Requirements: Return every line of the material exactly.

(Extracted records)
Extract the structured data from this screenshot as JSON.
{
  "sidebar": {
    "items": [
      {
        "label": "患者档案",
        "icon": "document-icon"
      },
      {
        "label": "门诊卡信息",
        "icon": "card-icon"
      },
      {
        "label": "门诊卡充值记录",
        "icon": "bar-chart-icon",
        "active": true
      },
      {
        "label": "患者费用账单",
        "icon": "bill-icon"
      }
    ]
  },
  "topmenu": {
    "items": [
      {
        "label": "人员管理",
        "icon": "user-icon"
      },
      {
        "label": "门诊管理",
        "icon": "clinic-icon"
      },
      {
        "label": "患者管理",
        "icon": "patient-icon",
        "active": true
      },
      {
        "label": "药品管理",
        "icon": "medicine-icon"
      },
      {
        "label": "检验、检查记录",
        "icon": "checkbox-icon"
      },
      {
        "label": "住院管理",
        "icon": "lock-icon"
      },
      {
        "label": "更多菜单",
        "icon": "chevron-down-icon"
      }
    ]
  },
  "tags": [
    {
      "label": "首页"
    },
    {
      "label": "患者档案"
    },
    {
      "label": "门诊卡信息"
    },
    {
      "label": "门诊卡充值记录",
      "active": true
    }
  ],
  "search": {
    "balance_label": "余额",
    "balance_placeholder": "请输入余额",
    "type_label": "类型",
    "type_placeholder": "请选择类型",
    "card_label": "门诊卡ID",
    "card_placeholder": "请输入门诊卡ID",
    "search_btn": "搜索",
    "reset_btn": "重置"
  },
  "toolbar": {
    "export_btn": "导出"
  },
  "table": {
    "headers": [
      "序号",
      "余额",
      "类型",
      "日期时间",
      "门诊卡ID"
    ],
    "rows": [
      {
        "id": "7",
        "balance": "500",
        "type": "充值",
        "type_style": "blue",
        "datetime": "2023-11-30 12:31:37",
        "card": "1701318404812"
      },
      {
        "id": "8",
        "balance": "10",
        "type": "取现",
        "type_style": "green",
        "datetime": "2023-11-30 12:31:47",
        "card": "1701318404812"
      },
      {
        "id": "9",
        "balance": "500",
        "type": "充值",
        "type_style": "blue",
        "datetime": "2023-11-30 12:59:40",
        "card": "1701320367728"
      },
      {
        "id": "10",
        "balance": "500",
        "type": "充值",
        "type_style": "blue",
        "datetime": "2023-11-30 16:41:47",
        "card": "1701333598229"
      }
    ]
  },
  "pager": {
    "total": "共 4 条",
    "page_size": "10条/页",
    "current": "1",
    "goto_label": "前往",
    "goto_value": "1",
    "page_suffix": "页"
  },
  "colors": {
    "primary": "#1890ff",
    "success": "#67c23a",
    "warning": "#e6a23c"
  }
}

Solution to the problem:
Extract the structured data from this screenshot as JSON.
{
  "sidebar": {
    "items": [
      {
        "label": "患者档案",
        "icon": "document-icon"
      },
      {
        "label": "门诊卡信息",
        "icon": "card-icon"
      },
      {
        "label": "门诊卡充值记录",
        "icon": "bar-chart-icon",
        "active": true
      },
      {
        "label": "患者费用账单",
        "icon": "bill-icon"
      }
    ]
  },
  "topmenu": {
    "items": [
      {
        "label": "人员管理",
        "icon": "user-icon"
      },
      {
        "label": "门诊管理",
        "icon": "clinic-icon"
      },
      {
        "label": "患者管理",
        "icon": "patient-icon",
        "active": true
      },
      {
        "label": "药品管理",
        "icon": "medicine-icon"
      },
      {
        "label": "检验、检查记录",
        "icon": "checkbox-icon"
      },
      {
        "label": "住院管理",
        "icon": "lock-icon"
      },
      {
        "label": "更多菜单",
        "icon": "chevron-down-icon"
      }
    ]
  },
  "tags": [
    {
      "label": "首页"
    },
    {
      "label": "患者档案"
    },
    {
      "label": "门诊卡信息"
    },
    {
      "label": "门诊卡充值记录",
      "active": true
    }
  ],
  "search": {
    "balance_label": "余额",
    "balance_placeholder": "请输入余额",
    "type_label": "类型",
    "type_placeholder": "请选择类型",
    "card_label": "门诊卡ID",
    "card_placeholder": "请输入门诊卡ID",
    "search_btn": "搜索",
    "reset_btn": "重置"
  },
  "toolbar": {
    "export_btn": "导出"
  },
  "table": {
    "headers": [
      "序号",
      "余额",
      "类型",
      "日期时间",
      "门诊卡ID"
    ],
    "rows": [
      {
        "id": "7",
        "balance": "500",
        "type": "充值",
        "type_style": "blue",
        "datetime": "2023-11-30 12:31:37",
        "card": "1701318404812"
      },
      {
        "id": "8",
        "balance": "10",
        "type": "取现",
        "type_style": "green",
        "datetime": "2023-11-30 12:31:47",
        "card": "1701318404812"
      },
      {
        "id": "9",
        "balance": "500",
        "type": "充值",
        "type_style": "blue",
        "datetime": "2023-11-30 12:59:40",
        "card": "1701320367728"
      },
      {
        "id": "10",
        "balance": "500",
        "type": "充值",
        "type_style": "blue",
        "datetime": "2023-11-30 16:41:47",
        "card": "1701333598229"
      }
    ]
  },
  "pager": {
    "total": "共 4 条",
    "page_size": "10条/页",
    "current": "1",
    "goto_label": "前往",
    "goto_value": "1",
    "page_suffix": "页"
  },
  "colors": {
    "primary": "#1890ff",
    "success": "#67c23a",
    "warning": "#e6a23c"
  }
}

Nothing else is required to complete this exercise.